REQUESTS:
A – Using the passage on the spread of data, decide whether each statement agrees with it: (i) the standard deviation can be negative; (ii) the average wait time at both supermarkets is 5 minutes; (iii) wait times at market A are more spread out from the average than those at market B. For each, give yes or no and quote the words of the passage that settle it.
B – From the passage on the spread of data, quote everything from "The standard deviation is always" up to and including "is 4 minutes.".
C – Answer these questions from the passage on the spread of data:
(i) What is the standard deviation of the waiting time at market B?
(ii) How long does Binh wait at the checkout counter?
(iii) How many standard deviations above the average is Rosa's wait time?

SOURCE EXCERPT:
<<<<

您在這裡

Descriptive Statistics: Measuring the Spread of the Data

26 四月, 2016 - 14:24
Available under Creative Commons-ShareAlike 4.0 International License. Download for free at http://cnx.org/contents/733d1554-5d75-4798-9e54-7dcdc1ee5690@5.40

An important characteristic of any set of data is the variation in the data. In some data sets, the data values are concentrated closely near the mean; in other data sets, the data values are more widely spread out from the mean. The most common measure of variation, or spread, is the standard deviation.

The standard deviation is a number that measures how far data values are from their mean. The standard deviation

  • provides a numerical measure of the overall amount of variation in a data set
  • can be used to determine whether a particular data value is close to or far from the mean

The standard deviation provides a measure of the overall variation in a data set

The standard deviation is always positive or 0. The standard deviation is small when the data are all concentrated close to the mean, exhibiting little variation or spread. The standard deviation is larger when the data values are more spread out from the mean, exhibiting more variation.

Suppose that we are studying waiting times at the checkout line for customers at supermarket A and supermarket B; the average wait time at both markets is 5 minutes. At market A, the standard deviation for the waiting time is 2 minutes; at market B the standard deviation for the waiting time is 4 minutes.

Because market B has a higher standard deviation, we know that there is more variation in the waiting times at market B. Overall, wait times at market B are more spread out from the average; wait times at market A are more concentrated near the average.

The standard deviation can be used to determine whether a data value is close to or far from the mean.

Suppose that Rosa and Binh both shop at Market A. Rosa waits for 7 minutes and Binh waits for 1 minute at the checkout counter. At market A, the mean wait time is 5 minutes and the standard deviation is 2 minutes. The standard deviation can be used to determine whether a data value is close to or far from the mean.

Rosa waits for 7 minutes:

  • 7 is 2 minutes longer than the average of 5; 2 minutes is equal to one standard deviation.
  • Rosa's wait time of 7 minutes is 2 minutes longer than the average of 5 minutes.
  • Rosa's wait time of 7 minutes is one standard deviation above the average of 5 minutes.

Binh waits for 1 minute.

  • 1 is 4 minutes less than the average of 5; 4 minutes is equal to two standard deviations.
  • Binh's wait time of 1 minute is 4 minutes less than the average of 5 minutes.

>>>>

DATA SEGMENT:
<<<<

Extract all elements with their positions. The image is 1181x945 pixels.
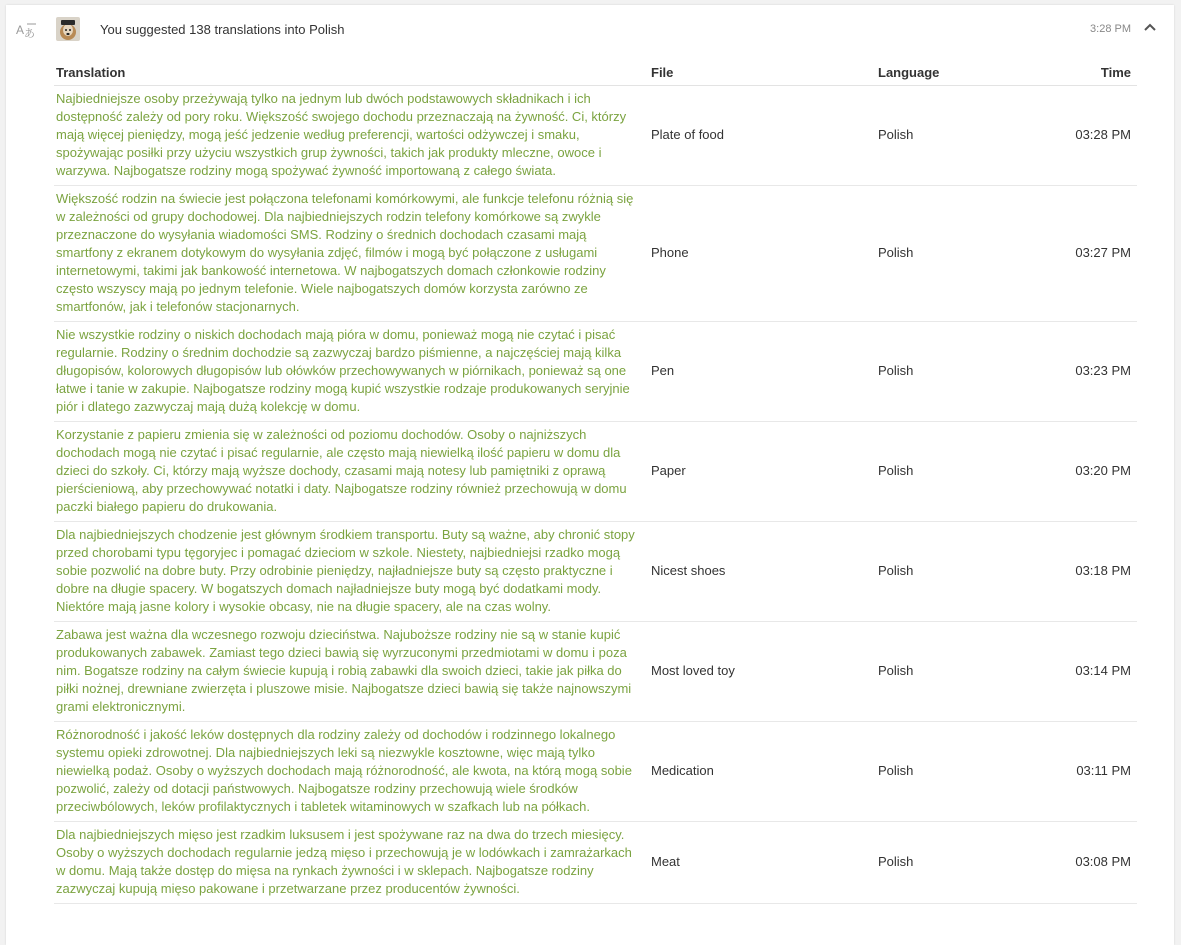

>>>>

ANSWERS GIVEN:
A –
(i) No: "The standard deviation is always positive or 0."
(ii) Yes: "the average wait time at both markets is 5 minutes"
(iii) No: "wait times at market A are more concentrated near the average."

B –
The standard deviation is always positive or 0. The standard deviation is small when the data are all concentrated close to the mean, exhibiting little variation or spread. The standard deviation is larger when the data values are more spread out from the mean, exhibiting more variation.

Suppose that we are studying waiting times at the checkout line for customers at supermarket A and supermarket B; the average wait time at both markets is 5 minutes. At market A, the standard deviation for the waiting time is 2 minutes; at market B the standard deviation for the waiting time is 4 minutes.

C –
(i) 4 minutes
(ii) 1 minute
(iii) One